━━━ Records for this task ━━━
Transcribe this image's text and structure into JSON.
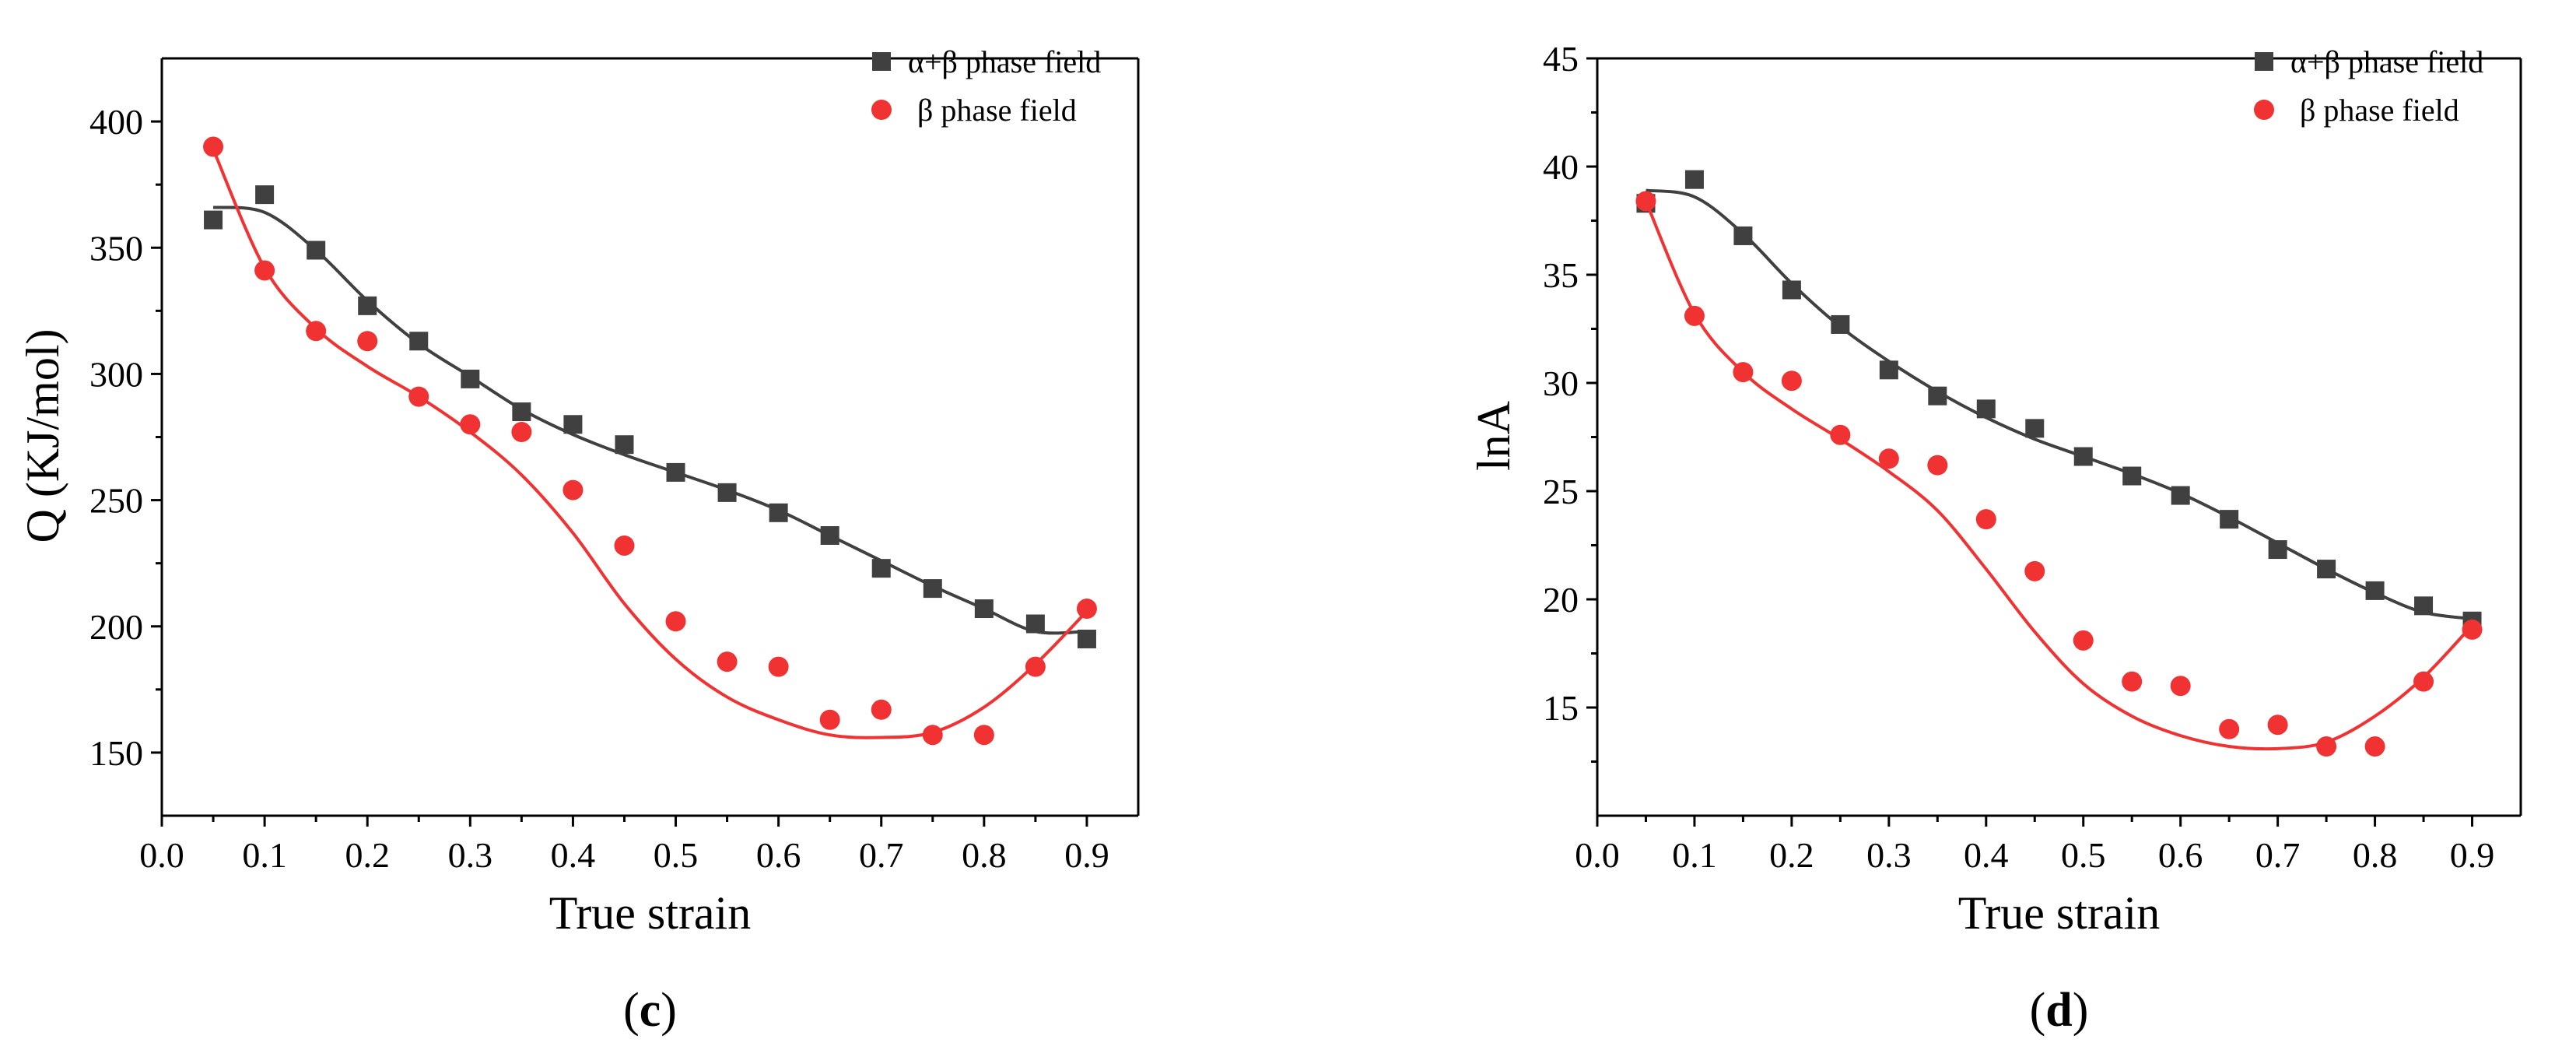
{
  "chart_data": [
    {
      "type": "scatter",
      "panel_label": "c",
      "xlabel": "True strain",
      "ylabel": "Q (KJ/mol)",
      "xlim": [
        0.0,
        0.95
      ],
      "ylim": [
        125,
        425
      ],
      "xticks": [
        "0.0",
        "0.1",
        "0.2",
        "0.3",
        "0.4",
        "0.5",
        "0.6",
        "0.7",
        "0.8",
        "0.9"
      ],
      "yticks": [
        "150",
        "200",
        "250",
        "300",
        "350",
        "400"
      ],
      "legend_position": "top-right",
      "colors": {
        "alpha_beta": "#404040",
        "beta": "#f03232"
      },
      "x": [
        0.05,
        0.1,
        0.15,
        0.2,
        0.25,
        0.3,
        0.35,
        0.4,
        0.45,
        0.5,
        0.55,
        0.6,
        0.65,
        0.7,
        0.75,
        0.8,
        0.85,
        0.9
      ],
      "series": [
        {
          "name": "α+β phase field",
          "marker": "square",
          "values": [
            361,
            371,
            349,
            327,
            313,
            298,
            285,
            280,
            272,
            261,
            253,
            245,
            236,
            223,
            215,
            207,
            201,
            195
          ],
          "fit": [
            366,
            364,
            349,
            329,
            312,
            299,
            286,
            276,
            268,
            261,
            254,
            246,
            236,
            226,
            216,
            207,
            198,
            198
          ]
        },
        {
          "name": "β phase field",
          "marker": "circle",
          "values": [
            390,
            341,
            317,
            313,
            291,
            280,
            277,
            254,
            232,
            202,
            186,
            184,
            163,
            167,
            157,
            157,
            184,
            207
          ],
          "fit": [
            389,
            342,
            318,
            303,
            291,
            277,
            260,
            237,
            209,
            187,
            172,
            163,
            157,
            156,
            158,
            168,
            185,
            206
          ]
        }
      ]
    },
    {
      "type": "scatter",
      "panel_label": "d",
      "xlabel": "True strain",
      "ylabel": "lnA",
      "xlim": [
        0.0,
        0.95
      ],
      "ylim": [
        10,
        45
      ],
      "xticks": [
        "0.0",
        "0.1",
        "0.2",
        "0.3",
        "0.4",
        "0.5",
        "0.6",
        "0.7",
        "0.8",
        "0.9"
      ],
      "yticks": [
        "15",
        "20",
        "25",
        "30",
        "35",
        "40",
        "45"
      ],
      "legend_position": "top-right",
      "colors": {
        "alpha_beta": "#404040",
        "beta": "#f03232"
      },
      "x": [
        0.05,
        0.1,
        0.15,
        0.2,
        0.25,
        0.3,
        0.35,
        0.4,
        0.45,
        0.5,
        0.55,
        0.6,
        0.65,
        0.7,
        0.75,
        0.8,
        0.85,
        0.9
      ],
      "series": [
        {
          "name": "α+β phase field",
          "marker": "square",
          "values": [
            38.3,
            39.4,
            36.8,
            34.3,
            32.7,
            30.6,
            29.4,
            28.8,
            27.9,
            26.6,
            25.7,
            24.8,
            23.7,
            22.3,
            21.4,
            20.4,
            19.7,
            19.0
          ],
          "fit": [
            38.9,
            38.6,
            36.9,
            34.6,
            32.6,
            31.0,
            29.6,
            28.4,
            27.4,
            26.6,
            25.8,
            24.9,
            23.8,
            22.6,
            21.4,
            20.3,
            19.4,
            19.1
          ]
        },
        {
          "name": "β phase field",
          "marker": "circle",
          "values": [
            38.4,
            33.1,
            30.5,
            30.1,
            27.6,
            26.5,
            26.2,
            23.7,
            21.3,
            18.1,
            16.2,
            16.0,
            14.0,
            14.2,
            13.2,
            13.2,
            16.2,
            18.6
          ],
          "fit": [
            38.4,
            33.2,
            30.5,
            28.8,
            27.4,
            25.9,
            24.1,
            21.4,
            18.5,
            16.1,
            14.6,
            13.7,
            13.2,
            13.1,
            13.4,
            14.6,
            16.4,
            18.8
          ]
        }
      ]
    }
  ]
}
━━━
Can you retype every record above exactly, leaving out the pictures?

Transcribe this image's text and structure into JSON.
{
  "chart_data": [
    {
      "type": "scatter",
      "panel_label": "c",
      "xlabel": "True strain",
      "ylabel": "Q (KJ/mol)",
      "xlim": [
        0.0,
        0.95
      ],
      "ylim": [
        125,
        425
      ],
      "xticks": [
        "0.0",
        "0.1",
        "0.2",
        "0.3",
        "0.4",
        "0.5",
        "0.6",
        "0.7",
        "0.8",
        "0.9"
      ],
      "yticks": [
        "150",
        "200",
        "250",
        "300",
        "350",
        "400"
      ],
      "legend_position": "top-right",
      "colors": {
        "alpha_beta": "#404040",
        "beta": "#f03232"
      },
      "x": [
        0.05,
        0.1,
        0.15,
        0.2,
        0.25,
        0.3,
        0.35,
        0.4,
        0.45,
        0.5,
        0.55,
        0.6,
        0.65,
        0.7,
        0.75,
        0.8,
        0.85,
        0.9
      ],
      "series": [
        {
          "name": "α+β phase field",
          "marker": "square",
          "values": [
            361,
            371,
            349,
            327,
            313,
            298,
            285,
            280,
            272,
            261,
            253,
            245,
            236,
            223,
            215,
            207,
            201,
            195
          ],
          "fit": [
            366,
            364,
            349,
            329,
            312,
            299,
            286,
            276,
            268,
            261,
            254,
            246,
            236,
            226,
            216,
            207,
            198,
            198
          ]
        },
        {
          "name": "β phase field",
          "marker": "circle",
          "values": [
            390,
            341,
            317,
            313,
            291,
            280,
            277,
            254,
            232,
            202,
            186,
            184,
            163,
            167,
            157,
            157,
            184,
            207
          ],
          "fit": [
            389,
            342,
            318,
            303,
            291,
            277,
            260,
            237,
            209,
            187,
            172,
            163,
            157,
            156,
            158,
            168,
            185,
            206
          ]
        }
      ]
    },
    {
      "type": "scatter",
      "panel_label": "d",
      "xlabel": "True strain",
      "ylabel": "lnA",
      "xlim": [
        0.0,
        0.95
      ],
      "ylim": [
        10,
        45
      ],
      "xticks": [
        "0.0",
        "0.1",
        "0.2",
        "0.3",
        "0.4",
        "0.5",
        "0.6",
        "0.7",
        "0.8",
        "0.9"
      ],
      "yticks": [
        "15",
        "20",
        "25",
        "30",
        "35",
        "40",
        "45"
      ],
      "legend_position": "top-right",
      "colors": {
        "alpha_beta": "#404040",
        "beta": "#f03232"
      },
      "x": [
        0.05,
        0.1,
        0.15,
        0.2,
        0.25,
        0.3,
        0.35,
        0.4,
        0.45,
        0.5,
        0.55,
        0.6,
        0.65,
        0.7,
        0.75,
        0.8,
        0.85,
        0.9
      ],
      "series": [
        {
          "name": "α+β phase field",
          "marker": "square",
          "values": [
            38.3,
            39.4,
            36.8,
            34.3,
            32.7,
            30.6,
            29.4,
            28.8,
            27.9,
            26.6,
            25.7,
            24.8,
            23.7,
            22.3,
            21.4,
            20.4,
            19.7,
            19.0
          ],
          "fit": [
            38.9,
            38.6,
            36.9,
            34.6,
            32.6,
            31.0,
            29.6,
            28.4,
            27.4,
            26.6,
            25.8,
            24.9,
            23.8,
            22.6,
            21.4,
            20.3,
            19.4,
            19.1
          ]
        },
        {
          "name": "β phase field",
          "marker": "circle",
          "values": [
            38.4,
            33.1,
            30.5,
            30.1,
            27.6,
            26.5,
            26.2,
            23.7,
            21.3,
            18.1,
            16.2,
            16.0,
            14.0,
            14.2,
            13.2,
            13.2,
            16.2,
            18.6
          ],
          "fit": [
            38.4,
            33.2,
            30.5,
            28.8,
            27.4,
            25.9,
            24.1,
            21.4,
            18.5,
            16.1,
            14.6,
            13.7,
            13.2,
            13.1,
            13.4,
            14.6,
            16.4,
            18.8
          ]
        }
      ]
    }
  ]
}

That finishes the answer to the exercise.